— The exercise —
Skip the images. Copy the records exactly as written.

Start Data provided

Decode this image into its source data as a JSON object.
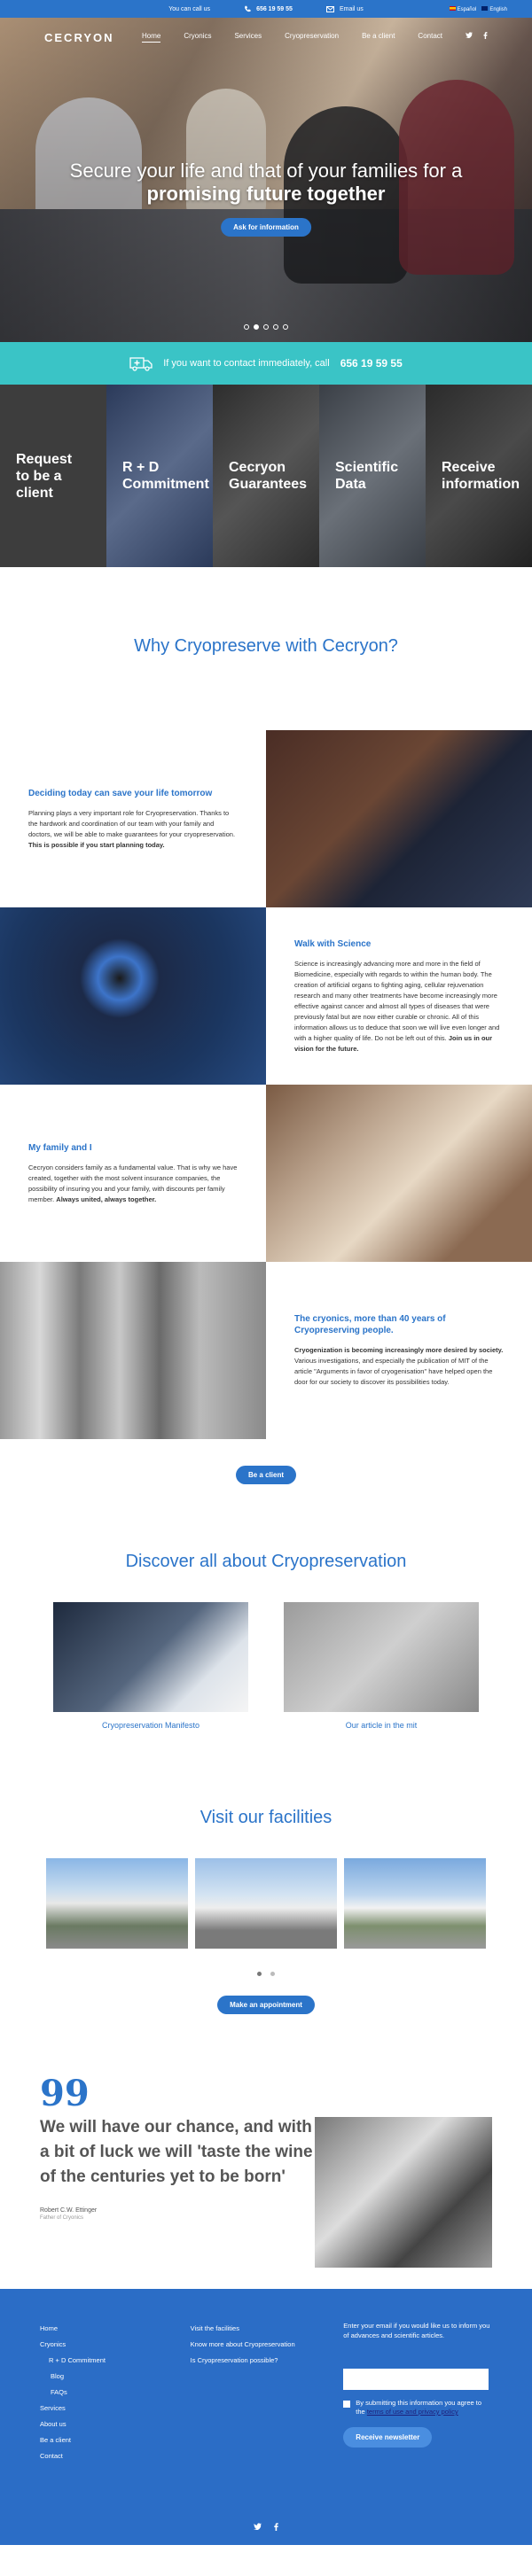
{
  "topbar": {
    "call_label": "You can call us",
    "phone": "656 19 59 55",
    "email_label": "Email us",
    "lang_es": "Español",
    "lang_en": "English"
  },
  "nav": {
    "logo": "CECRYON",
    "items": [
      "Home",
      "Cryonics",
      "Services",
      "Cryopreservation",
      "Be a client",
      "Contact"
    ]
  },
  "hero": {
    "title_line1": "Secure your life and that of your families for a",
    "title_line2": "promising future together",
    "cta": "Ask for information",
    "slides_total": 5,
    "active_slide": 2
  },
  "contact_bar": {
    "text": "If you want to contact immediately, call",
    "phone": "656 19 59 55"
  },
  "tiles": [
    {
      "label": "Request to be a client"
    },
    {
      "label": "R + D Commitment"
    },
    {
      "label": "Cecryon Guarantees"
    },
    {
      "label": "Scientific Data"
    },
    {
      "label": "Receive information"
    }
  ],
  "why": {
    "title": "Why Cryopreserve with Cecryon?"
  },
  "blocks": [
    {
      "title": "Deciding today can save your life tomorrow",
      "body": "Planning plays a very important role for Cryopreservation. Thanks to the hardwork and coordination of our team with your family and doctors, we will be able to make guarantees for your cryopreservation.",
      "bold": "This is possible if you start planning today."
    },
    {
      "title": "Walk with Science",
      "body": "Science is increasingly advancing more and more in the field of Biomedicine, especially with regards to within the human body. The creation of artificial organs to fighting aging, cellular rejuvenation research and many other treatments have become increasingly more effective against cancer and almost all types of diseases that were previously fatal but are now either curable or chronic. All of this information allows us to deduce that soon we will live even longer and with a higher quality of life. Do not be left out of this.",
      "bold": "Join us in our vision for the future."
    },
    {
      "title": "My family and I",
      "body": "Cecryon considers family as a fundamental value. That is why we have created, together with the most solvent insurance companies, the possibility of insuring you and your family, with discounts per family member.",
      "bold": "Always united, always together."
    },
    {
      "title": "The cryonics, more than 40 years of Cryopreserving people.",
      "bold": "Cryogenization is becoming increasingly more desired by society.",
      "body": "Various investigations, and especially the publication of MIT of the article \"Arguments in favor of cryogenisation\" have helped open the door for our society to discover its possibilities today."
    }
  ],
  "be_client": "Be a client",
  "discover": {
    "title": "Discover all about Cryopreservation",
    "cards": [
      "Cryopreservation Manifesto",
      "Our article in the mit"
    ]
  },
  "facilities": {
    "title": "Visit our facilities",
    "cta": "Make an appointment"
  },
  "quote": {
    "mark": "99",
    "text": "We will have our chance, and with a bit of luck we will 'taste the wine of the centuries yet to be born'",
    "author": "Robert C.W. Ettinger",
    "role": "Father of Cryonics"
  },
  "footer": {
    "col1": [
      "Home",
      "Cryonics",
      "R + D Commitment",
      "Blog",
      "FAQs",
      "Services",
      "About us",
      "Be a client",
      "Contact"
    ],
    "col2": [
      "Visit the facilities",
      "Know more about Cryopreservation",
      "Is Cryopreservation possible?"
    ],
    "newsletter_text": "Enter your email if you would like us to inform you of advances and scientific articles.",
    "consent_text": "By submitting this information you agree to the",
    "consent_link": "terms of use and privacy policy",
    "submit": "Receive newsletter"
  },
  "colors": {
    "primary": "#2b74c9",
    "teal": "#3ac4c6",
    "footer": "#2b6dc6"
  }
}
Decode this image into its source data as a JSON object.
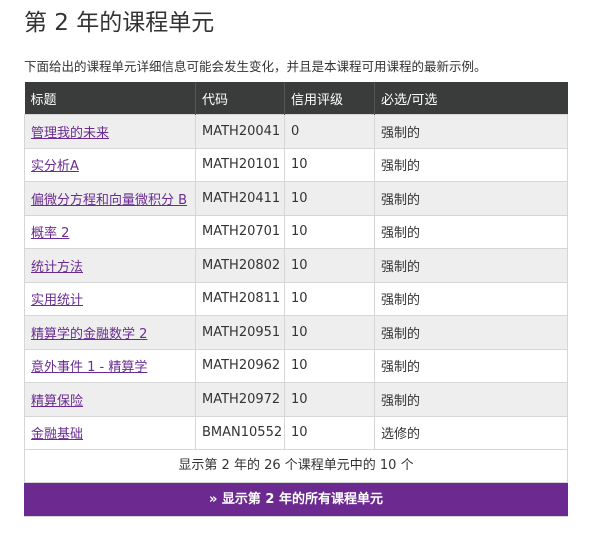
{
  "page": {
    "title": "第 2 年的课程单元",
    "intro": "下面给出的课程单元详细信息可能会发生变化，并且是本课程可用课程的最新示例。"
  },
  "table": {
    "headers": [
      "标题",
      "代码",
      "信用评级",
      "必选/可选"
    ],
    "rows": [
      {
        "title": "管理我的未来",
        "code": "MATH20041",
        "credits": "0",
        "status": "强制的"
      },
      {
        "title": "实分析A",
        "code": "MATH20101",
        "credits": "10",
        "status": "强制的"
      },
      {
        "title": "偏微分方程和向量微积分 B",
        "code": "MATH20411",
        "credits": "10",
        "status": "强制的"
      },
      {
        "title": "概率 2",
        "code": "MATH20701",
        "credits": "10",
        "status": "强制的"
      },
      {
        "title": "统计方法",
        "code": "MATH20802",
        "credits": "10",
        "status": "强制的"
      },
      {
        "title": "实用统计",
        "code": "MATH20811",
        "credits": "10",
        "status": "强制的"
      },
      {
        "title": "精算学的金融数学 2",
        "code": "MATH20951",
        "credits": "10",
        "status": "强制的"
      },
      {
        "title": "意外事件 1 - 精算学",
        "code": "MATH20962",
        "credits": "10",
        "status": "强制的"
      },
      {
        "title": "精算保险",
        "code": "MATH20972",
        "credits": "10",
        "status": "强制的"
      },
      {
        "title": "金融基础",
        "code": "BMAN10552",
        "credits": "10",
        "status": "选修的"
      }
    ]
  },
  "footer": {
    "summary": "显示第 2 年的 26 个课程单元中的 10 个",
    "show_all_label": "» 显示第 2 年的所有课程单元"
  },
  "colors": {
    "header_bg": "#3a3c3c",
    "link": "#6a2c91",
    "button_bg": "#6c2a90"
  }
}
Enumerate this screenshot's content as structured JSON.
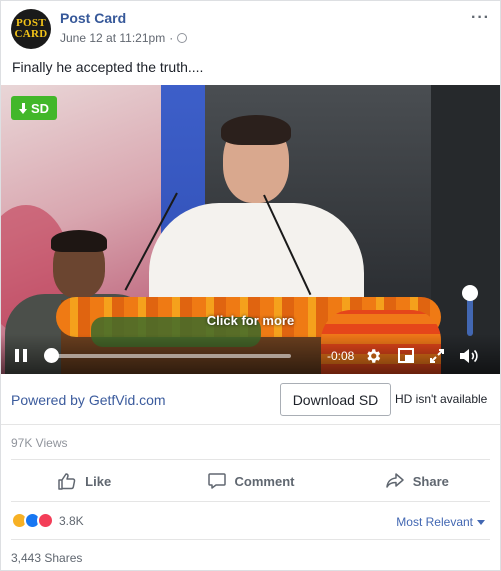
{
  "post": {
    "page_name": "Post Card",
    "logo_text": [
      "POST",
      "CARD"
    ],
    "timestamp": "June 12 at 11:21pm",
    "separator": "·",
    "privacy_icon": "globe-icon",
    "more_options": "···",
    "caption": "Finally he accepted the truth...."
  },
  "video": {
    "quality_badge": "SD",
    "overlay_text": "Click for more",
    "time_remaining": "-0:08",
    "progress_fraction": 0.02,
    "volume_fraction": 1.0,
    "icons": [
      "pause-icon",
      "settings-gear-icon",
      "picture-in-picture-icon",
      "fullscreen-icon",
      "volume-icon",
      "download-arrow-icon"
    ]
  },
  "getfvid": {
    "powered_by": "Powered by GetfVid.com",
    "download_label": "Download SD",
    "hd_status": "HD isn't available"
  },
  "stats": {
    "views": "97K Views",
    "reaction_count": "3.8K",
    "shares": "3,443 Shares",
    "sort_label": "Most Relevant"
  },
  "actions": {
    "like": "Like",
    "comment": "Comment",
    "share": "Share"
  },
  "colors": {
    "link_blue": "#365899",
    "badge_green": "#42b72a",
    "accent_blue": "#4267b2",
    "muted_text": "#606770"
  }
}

End Data provided

— Final answer —
Decode this image into its source data as a JSON object.
{
  "topbar": {
    "call_label": "You can call us",
    "phone": "656 19 59 55",
    "email_label": "Email us",
    "lang_es": "Español",
    "lang_en": "English"
  },
  "nav": {
    "logo": "CECRYON",
    "items": [
      "Home",
      "Cryonics",
      "Services",
      "Cryopreservation",
      "Be a client",
      "Contact"
    ]
  },
  "hero": {
    "title_line1": "Secure your life and that of your families for a",
    "title_line2": "promising future together",
    "cta": "Ask for information",
    "slides_total": 5,
    "active_slide": 2
  },
  "contact_bar": {
    "text": "If you want to contact immediately, call",
    "phone": "656 19 59 55"
  },
  "tiles": [
    {
      "label": "Request to be a client"
    },
    {
      "label": "R + D Commitment"
    },
    {
      "label": "Cecryon Guarantees"
    },
    {
      "label": "Scientific Data"
    },
    {
      "label": "Receive information"
    }
  ],
  "why": {
    "title": "Why Cryopreserve with Cecryon?"
  },
  "blocks": [
    {
      "title": "Deciding today can save your life tomorrow",
      "body": "Planning plays a very important role for Cryopreservation. Thanks to the hardwork and coordination of our team with your family and doctors, we will be able to make guarantees for your cryopreservation.",
      "bold": "This is possible if you start planning today."
    },
    {
      "title": "Walk with Science",
      "body": "Science is increasingly advancing more and more in the field of Biomedicine, especially with regards to within the human body. The creation of artificial organs to fighting aging, cellular rejuvenation research and many other treatments have become increasingly more effective against cancer and almost all types of diseases that were previously fatal but are now either curable or chronic. All of this information allows us to deduce that soon we will live even longer and with a higher quality of life. Do not be left out of this.",
      "bold": "Join us in our vision for the future."
    },
    {
      "title": "My family and I",
      "body": "Cecryon considers family as a fundamental value. That is why we have created, together with the most solvent insurance companies, the possibility of insuring you and your family, with discounts per family member.",
      "bold": "Always united, always together."
    },
    {
      "title": "The cryonics, more than 40 years of Cryopreserving people.",
      "bold": "Cryogenization is becoming increasingly more desired by society.",
      "body": "Various investigations, and especially the publication of MIT of the article \"Arguments in favor of cryogenisation\" have helped open the door for our society to discover its possibilities today."
    }
  ],
  "be_client": "Be a client",
  "discover": {
    "title": "Discover all about Cryopreservation",
    "cards": [
      "Cryopreservation Manifesto",
      "Our article in the mit"
    ]
  },
  "facilities": {
    "title": "Visit our facilities",
    "cta": "Make an appointment"
  },
  "quote": {
    "mark": "99",
    "text": "We will have our chance, and with a bit of luck we will 'taste the wine of the centuries yet to be born'",
    "author": "Robert C.W. Ettinger",
    "role": "Father of Cryonics"
  },
  "footer": {
    "col1": [
      "Home",
      "Cryonics",
      "R + D Commitment",
      "Blog",
      "FAQs",
      "Services",
      "About us",
      "Be a client",
      "Contact"
    ],
    "col2": [
      "Visit the facilities",
      "Know more about Cryopreservation",
      "Is Cryopreservation possible?"
    ],
    "newsletter_text": "Enter your email if you would like us to inform you of advances and scientific articles.",
    "consent_text": "By submitting this information you agree to the",
    "consent_link": "terms of use and privacy policy",
    "submit": "Receive newsletter"
  },
  "colors": {
    "primary": "#2b74c9",
    "teal": "#3ac4c6",
    "footer": "#2b6dc6"
  }
}
Decode this image into its source data as a JSON object.
{
  "page": {
    "title": "第 2 年的课程单元",
    "intro": "下面给出的课程单元详细信息可能会发生变化，并且是本课程可用课程的最新示例。"
  },
  "table": {
    "headers": [
      "标题",
      "代码",
      "信用评级",
      "必选/可选"
    ],
    "rows": [
      {
        "title": "管理我的未来",
        "code": "MATH20041",
        "credits": "0",
        "status": "强制的"
      },
      {
        "title": "实分析A",
        "code": "MATH20101",
        "credits": "10",
        "status": "强制的"
      },
      {
        "title": "偏微分方程和向量微积分 B",
        "code": "MATH20411",
        "credits": "10",
        "status": "强制的"
      },
      {
        "title": "概率 2",
        "code": "MATH20701",
        "credits": "10",
        "status": "强制的"
      },
      {
        "title": "统计方法",
        "code": "MATH20802",
        "credits": "10",
        "status": "强制的"
      },
      {
        "title": "实用统计",
        "code": "MATH20811",
        "credits": "10",
        "status": "强制的"
      },
      {
        "title": "精算学的金融数学 2",
        "code": "MATH20951",
        "credits": "10",
        "status": "强制的"
      },
      {
        "title": "意外事件 1 - 精算学",
        "code": "MATH20962",
        "credits": "10",
        "status": "强制的"
      },
      {
        "title": "精算保险",
        "code": "MATH20972",
        "credits": "10",
        "status": "强制的"
      },
      {
        "title": "金融基础",
        "code": "BMAN10552",
        "credits": "10",
        "status": "选修的"
      }
    ]
  },
  "footer": {
    "summary": "显示第 2 年的 26 个课程单元中的 10 个",
    "show_all_label": "» 显示第 2 年的所有课程单元"
  },
  "colors": {
    "header_bg": "#3a3c3c",
    "link": "#6a2c91",
    "button_bg": "#6c2a90"
  }
}
Enumerate this screenshot's content as structured JSON.
{
  "post": {
    "page_name": "Post Card",
    "logo_text": [
      "POST",
      "CARD"
    ],
    "timestamp": "June 12 at 11:21pm",
    "separator": "·",
    "privacy_icon": "globe-icon",
    "more_options": "···",
    "caption": "Finally he accepted the truth...."
  },
  "video": {
    "quality_badge": "SD",
    "overlay_text": "Click for more",
    "time_remaining": "-0:08",
    "progress_fraction": 0.02,
    "volume_fraction": 1.0,
    "icons": [
      "pause-icon",
      "settings-gear-icon",
      "picture-in-picture-icon",
      "fullscreen-icon",
      "volume-icon",
      "download-arrow-icon"
    ]
  },
  "getfvid": {
    "powered_by": "Powered by GetfVid.com",
    "download_label": "Download SD",
    "hd_status": "HD isn't available"
  },
  "stats": {
    "views": "97K Views",
    "reaction_count": "3.8K",
    "shares": "3,443 Shares",
    "sort_label": "Most Relevant"
  },
  "actions": {
    "like": "Like",
    "comment": "Comment",
    "share": "Share"
  },
  "colors": {
    "link_blue": "#365899",
    "badge_green": "#42b72a",
    "accent_blue": "#4267b2",
    "muted_text": "#606770"
  }
}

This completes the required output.